— START Supplied records —
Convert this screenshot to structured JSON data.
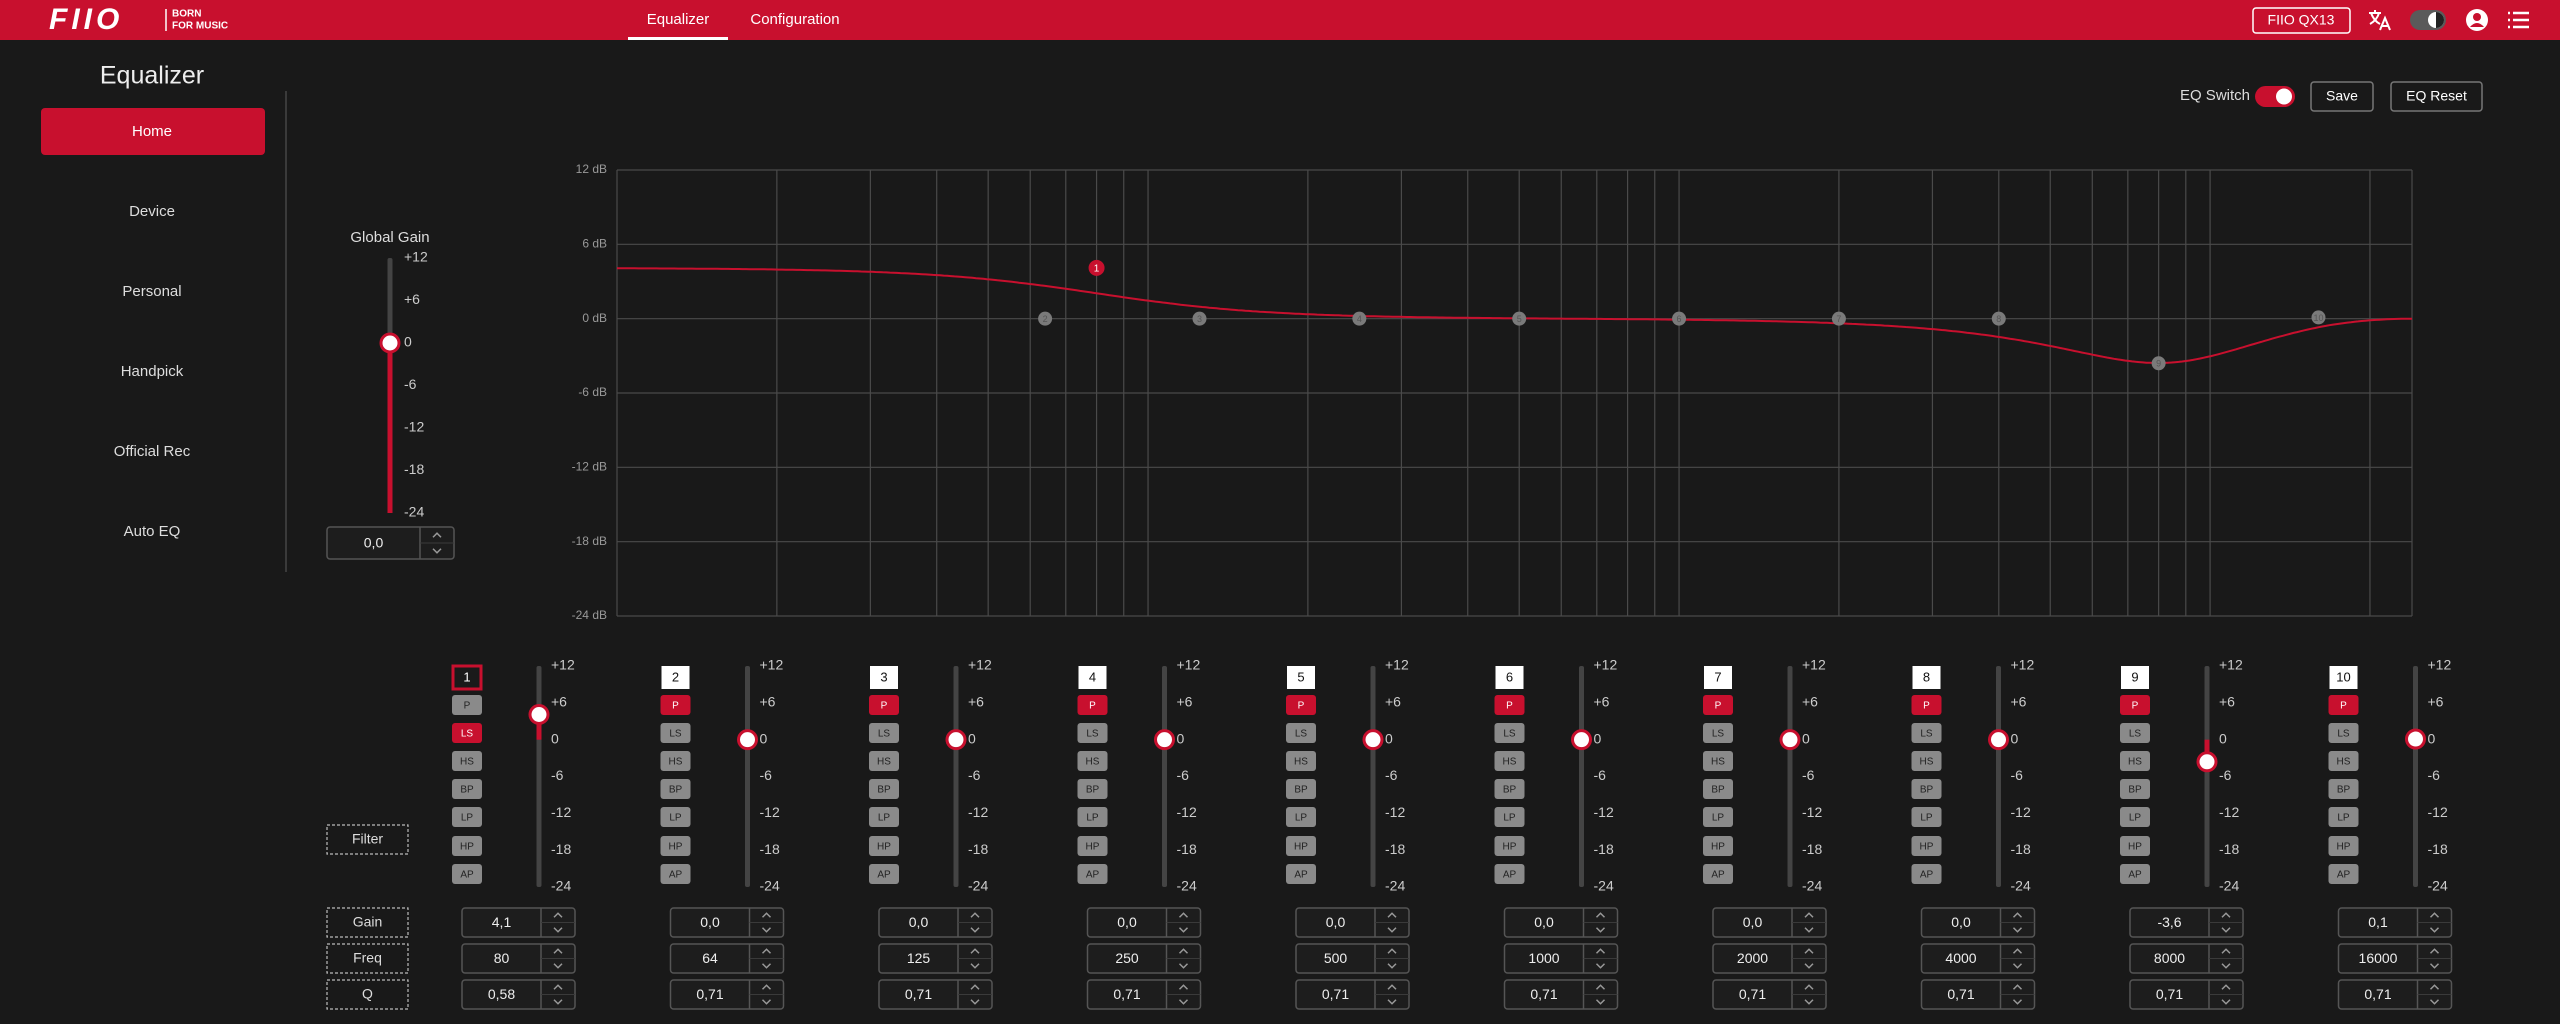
{
  "header": {
    "logo": "FIIO",
    "slogan": [
      "BORN",
      "FOR MUSIC"
    ],
    "tabs": [
      "Equalizer",
      "Configuration"
    ],
    "active_tab": "Equalizer",
    "device": "FIIO QX13"
  },
  "sidebar": {
    "title": "Equalizer",
    "items": [
      "Home",
      "Device",
      "Personal",
      "Handpick",
      "Official Rec",
      "Auto EQ"
    ],
    "active": "Home"
  },
  "toolbar": {
    "switch_label": "EQ Switch",
    "switch_on": true,
    "buttons": [
      "Save",
      "EQ Reset"
    ]
  },
  "global_gain": {
    "label": "Global Gain",
    "ticks": [
      {
        "value": 12,
        "label": "+12"
      },
      {
        "value": 6,
        "label": "+6"
      },
      0,
      -6,
      -12,
      -18,
      -24
    ],
    "value": {
      "value": 0,
      "label": "0,0"
    }
  },
  "graph": {
    "xlim": [
      10,
      24000
    ],
    "log_x": true,
    "yticks": [
      {
        "value": 12,
        "label": "12 dB"
      },
      {
        "value": 6,
        "label": "6 dB"
      },
      {
        "value": 0,
        "label": "0 dB"
      },
      {
        "value": -6,
        "label": "-6 dB"
      },
      {
        "value": -12,
        "label": "-12 dB"
      },
      {
        "value": -18,
        "label": "-18 dB"
      },
      {
        "value": -24,
        "label": "-24 dB"
      }
    ],
    "curve_color": "#c8102e"
  },
  "band_scale": {
    "ticks": [
      {
        "value": 12,
        "label": "+12"
      },
      {
        "value": 6,
        "label": "+6"
      },
      0,
      -6,
      -12,
      -18,
      -24
    ]
  },
  "row_labels": {
    "filter": "Filter",
    "gain": "Gain",
    "freq": "Freq",
    "q": "Q"
  },
  "filter_types": [
    "P",
    "LS",
    "HS",
    "BP",
    "LP",
    "HP",
    "AP"
  ],
  "selected_band": 1,
  "bands": [
    {
      "number": 1,
      "filter": "LS",
      "gain": {
        "value": 4.1,
        "label": "4,1"
      },
      "freq": 80,
      "q": {
        "value": 0.58,
        "label": "0,58"
      }
    },
    {
      "number": 2,
      "filter": "P",
      "gain": {
        "value": 0,
        "label": "0,0"
      },
      "freq": 64,
      "q": {
        "value": 0.71,
        "label": "0,71"
      }
    },
    {
      "number": 3,
      "filter": "P",
      "gain": {
        "value": 0,
        "label": "0,0"
      },
      "freq": 125,
      "q": {
        "value": 0.71,
        "label": "0,71"
      }
    },
    {
      "number": 4,
      "filter": "P",
      "gain": {
        "value": 0,
        "label": "0,0"
      },
      "freq": 250,
      "q": {
        "value": 0.71,
        "label": "0,71"
      }
    },
    {
      "number": 5,
      "filter": "P",
      "gain": {
        "value": 0,
        "label": "0,0"
      },
      "freq": 500,
      "q": {
        "value": 0.71,
        "label": "0,71"
      }
    },
    {
      "number": 6,
      "filter": "P",
      "gain": {
        "value": 0,
        "label": "0,0"
      },
      "freq": 1000,
      "q": {
        "value": 0.71,
        "label": "0,71"
      }
    },
    {
      "number": 7,
      "filter": "P",
      "gain": {
        "value": 0,
        "label": "0,0"
      },
      "freq": 2000,
      "q": {
        "value": 0.71,
        "label": "0,71"
      }
    },
    {
      "number": 8,
      "filter": "P",
      "gain": {
        "value": 0,
        "label": "0,0"
      },
      "freq": 4000,
      "q": {
        "value": 0.71,
        "label": "0,71"
      }
    },
    {
      "number": 9,
      "filter": "P",
      "gain": {
        "value": -3.6,
        "label": "-3,6"
      },
      "freq": 8000,
      "q": {
        "value": 0.71,
        "label": "0,71"
      }
    },
    {
      "number": 10,
      "filter": "P",
      "gain": {
        "value": 0.1,
        "label": "0,1"
      },
      "freq": 16000,
      "q": {
        "value": 0.71,
        "label": "0,71"
      }
    }
  ]
}
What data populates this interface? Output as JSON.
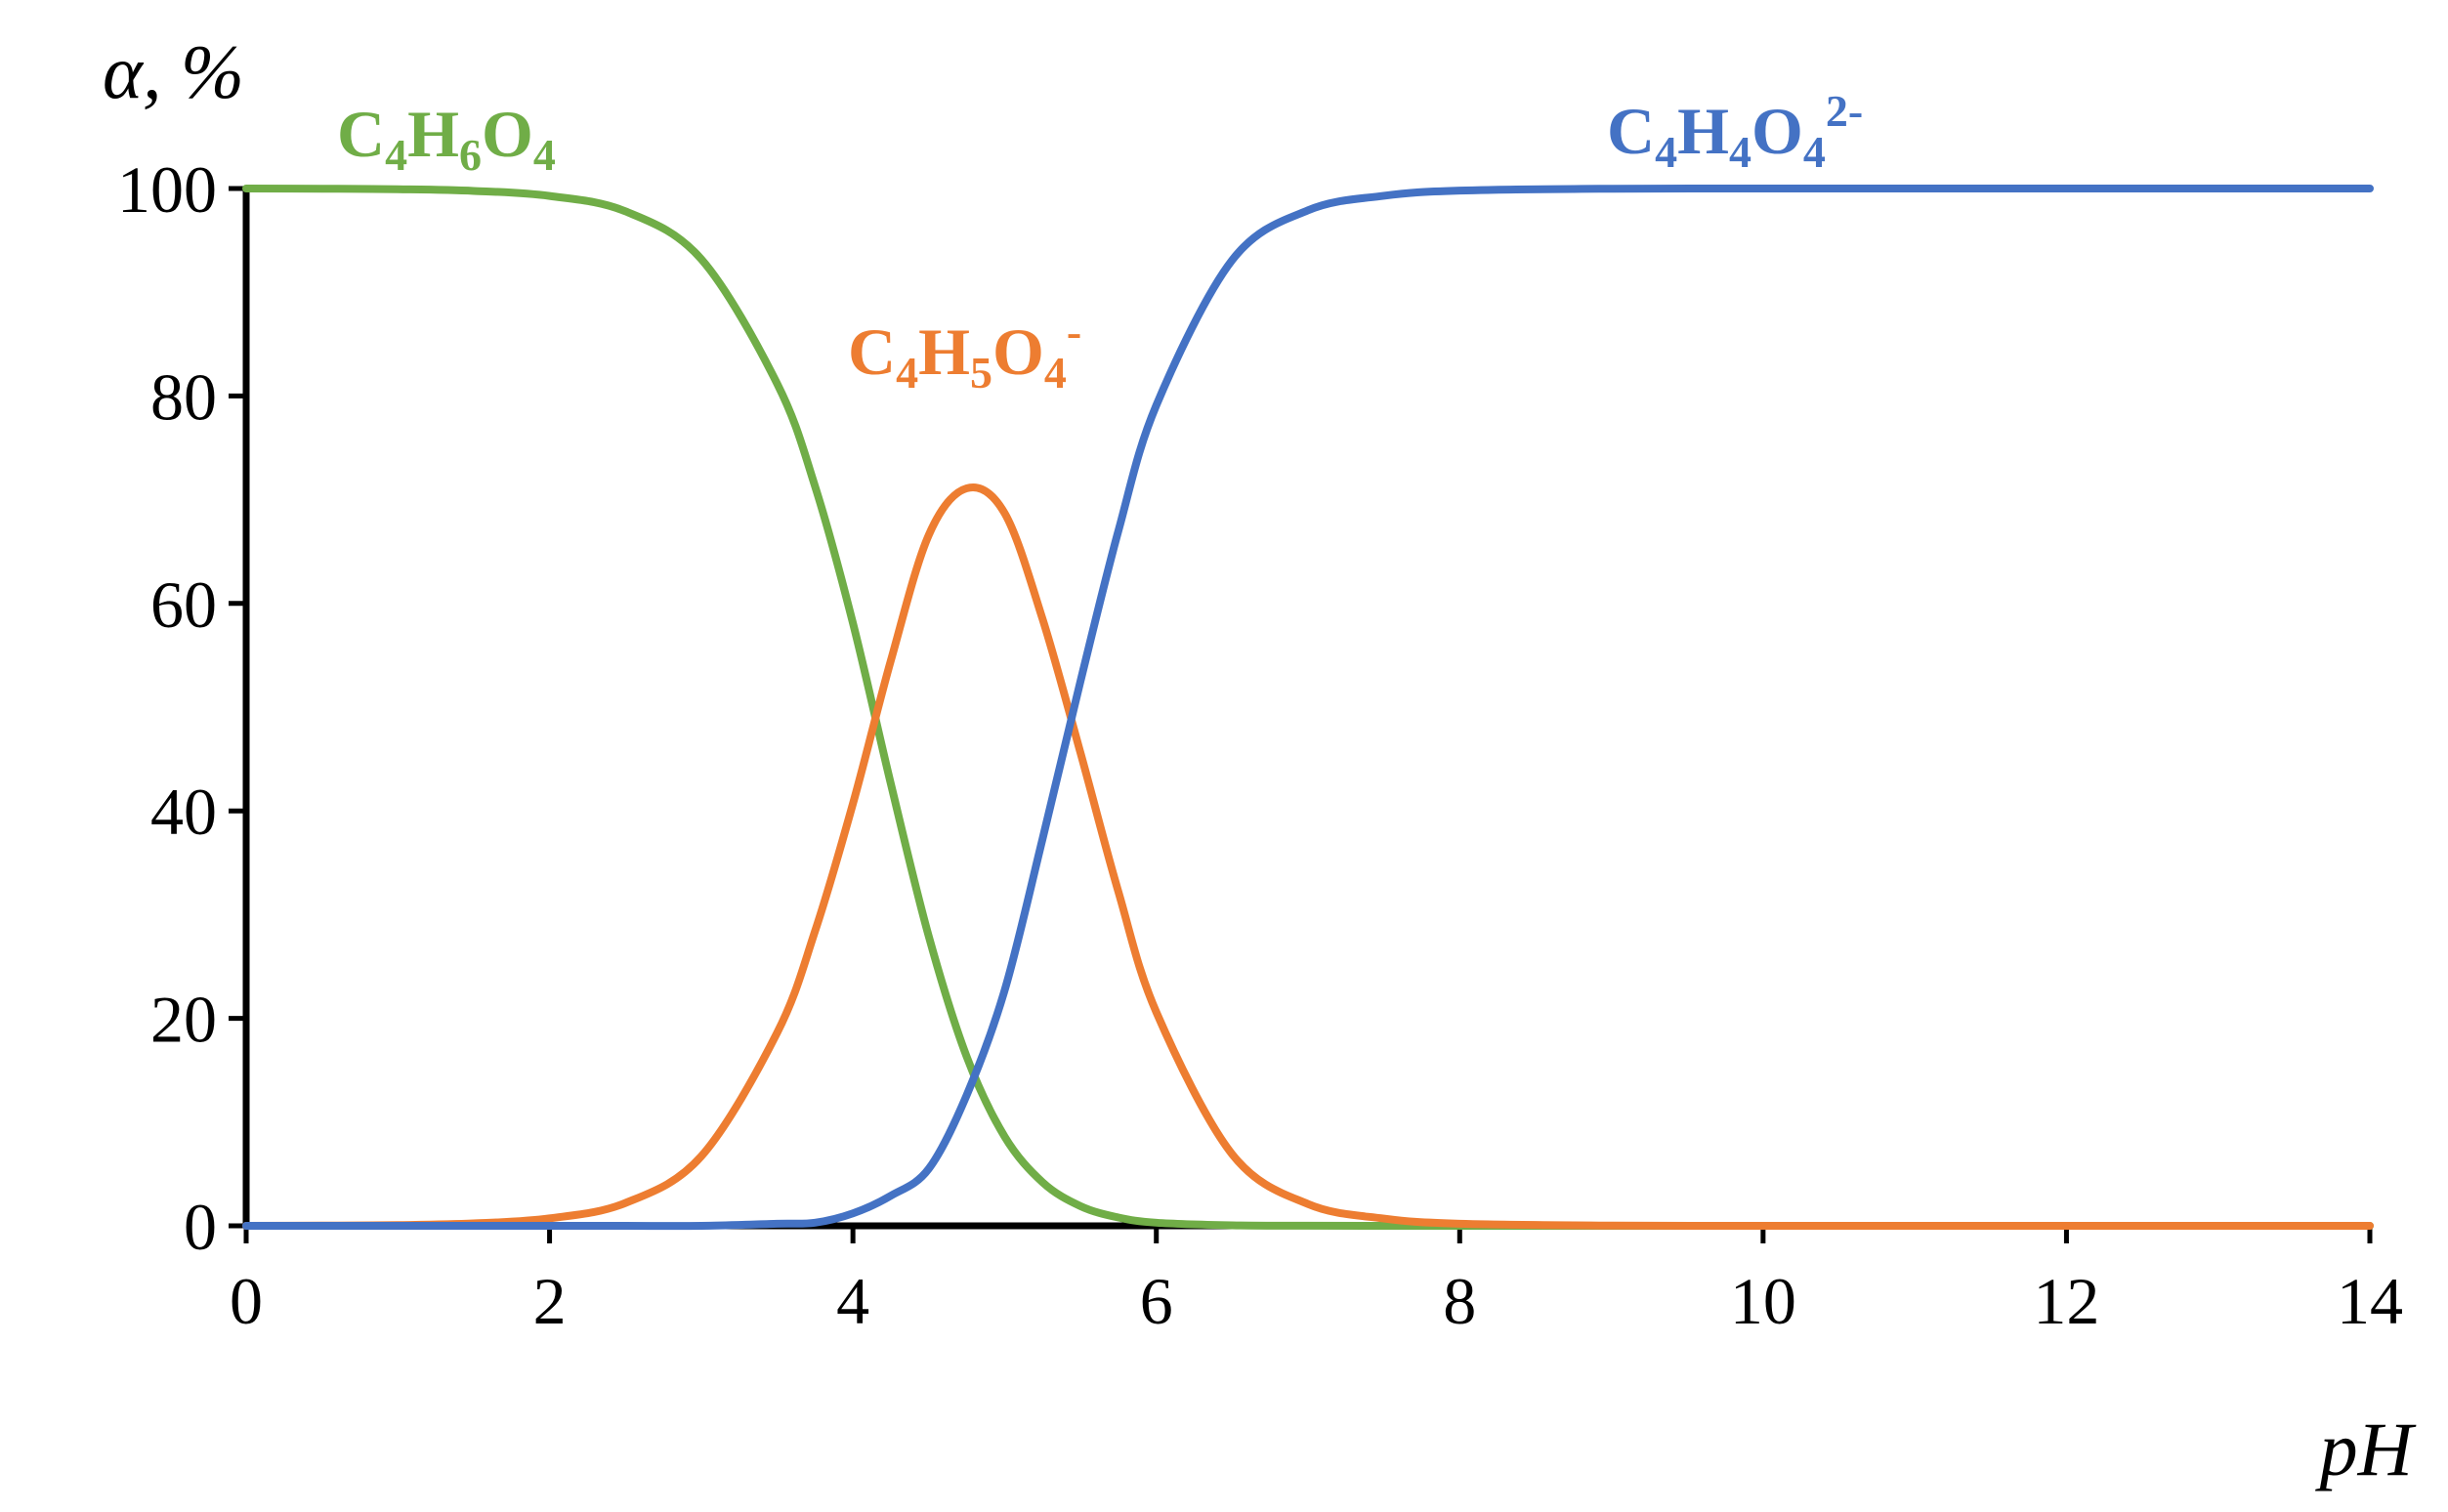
— END Supplied records —
**The problem:** Working from the material above, transcribe it exactly while omitting pictures.

**Finished task:**
Convert this screenshot to structured JSON data.
{
  "header": {
    "logo": "FIIO",
    "slogan": [
      "BORN",
      "FOR MUSIC"
    ],
    "tabs": [
      "Equalizer",
      "Configuration"
    ],
    "active_tab": "Equalizer",
    "device": "FIIO QX13"
  },
  "sidebar": {
    "title": "Equalizer",
    "items": [
      "Home",
      "Device",
      "Personal",
      "Handpick",
      "Official Rec",
      "Auto EQ"
    ],
    "active": "Home"
  },
  "toolbar": {
    "switch_label": "EQ Switch",
    "switch_on": true,
    "buttons": [
      "Save",
      "EQ Reset"
    ]
  },
  "global_gain": {
    "label": "Global Gain",
    "ticks": [
      {
        "value": 12,
        "label": "+12"
      },
      {
        "value": 6,
        "label": "+6"
      },
      0,
      -6,
      -12,
      -18,
      -24
    ],
    "value": {
      "value": 0,
      "label": "0,0"
    }
  },
  "graph": {
    "xlim": [
      10,
      24000
    ],
    "log_x": true,
    "yticks": [
      {
        "value": 12,
        "label": "12 dB"
      },
      {
        "value": 6,
        "label": "6 dB"
      },
      {
        "value": 0,
        "label": "0 dB"
      },
      {
        "value": -6,
        "label": "-6 dB"
      },
      {
        "value": -12,
        "label": "-12 dB"
      },
      {
        "value": -18,
        "label": "-18 dB"
      },
      {
        "value": -24,
        "label": "-24 dB"
      }
    ],
    "curve_color": "#c8102e"
  },
  "band_scale": {
    "ticks": [
      {
        "value": 12,
        "label": "+12"
      },
      {
        "value": 6,
        "label": "+6"
      },
      0,
      -6,
      -12,
      -18,
      -24
    ]
  },
  "row_labels": {
    "filter": "Filter",
    "gain": "Gain",
    "freq": "Freq",
    "q": "Q"
  },
  "filter_types": [
    "P",
    "LS",
    "HS",
    "BP",
    "LP",
    "HP",
    "AP"
  ],
  "selected_band": 1,
  "bands": [
    {
      "number": 1,
      "filter": "LS",
      "gain": {
        "value": 4.1,
        "label": "4,1"
      },
      "freq": 80,
      "q": {
        "value": 0.58,
        "label": "0,58"
      }
    },
    {
      "number": 2,
      "filter": "P",
      "gain": {
        "value": 0,
        "label": "0,0"
      },
      "freq": 64,
      "q": {
        "value": 0.71,
        "label": "0,71"
      }
    },
    {
      "number": 3,
      "filter": "P",
      "gain": {
        "value": 0,
        "label": "0,0"
      },
      "freq": 125,
      "q": {
        "value": 0.71,
        "label": "0,71"
      }
    },
    {
      "number": 4,
      "filter": "P",
      "gain": {
        "value": 0,
        "label": "0,0"
      },
      "freq": 250,
      "q": {
        "value": 0.71,
        "label": "0,71"
      }
    },
    {
      "number": 5,
      "filter": "P",
      "gain": {
        "value": 0,
        "label": "0,0"
      },
      "freq": 500,
      "q": {
        "value": 0.71,
        "label": "0,71"
      }
    },
    {
      "number": 6,
      "filter": "P",
      "gain": {
        "value": 0,
        "label": "0,0"
      },
      "freq": 1000,
      "q": {
        "value": 0.71,
        "label": "0,71"
      }
    },
    {
      "number": 7,
      "filter": "P",
      "gain": {
        "value": 0,
        "label": "0,0"
      },
      "freq": 2000,
      "q": {
        "value": 0.71,
        "label": "0,71"
      }
    },
    {
      "number": 8,
      "filter": "P",
      "gain": {
        "value": 0,
        "label": "0,0"
      },
      "freq": 4000,
      "q": {
        "value": 0.71,
        "label": "0,71"
      }
    },
    {
      "number": 9,
      "filter": "P",
      "gain": {
        "value": -3.6,
        "label": "-3,6"
      },
      "freq": 8000,
      "q": {
        "value": 0.71,
        "label": "0,71"
      }
    },
    {
      "number": 10,
      "filter": "P",
      "gain": {
        "value": 0.1,
        "label": "0,1"
      },
      "freq": 16000,
      "q": {
        "value": 0.71,
        "label": "0,71"
      }
    }
  ]
}
What data populates this interface? Output as JSON.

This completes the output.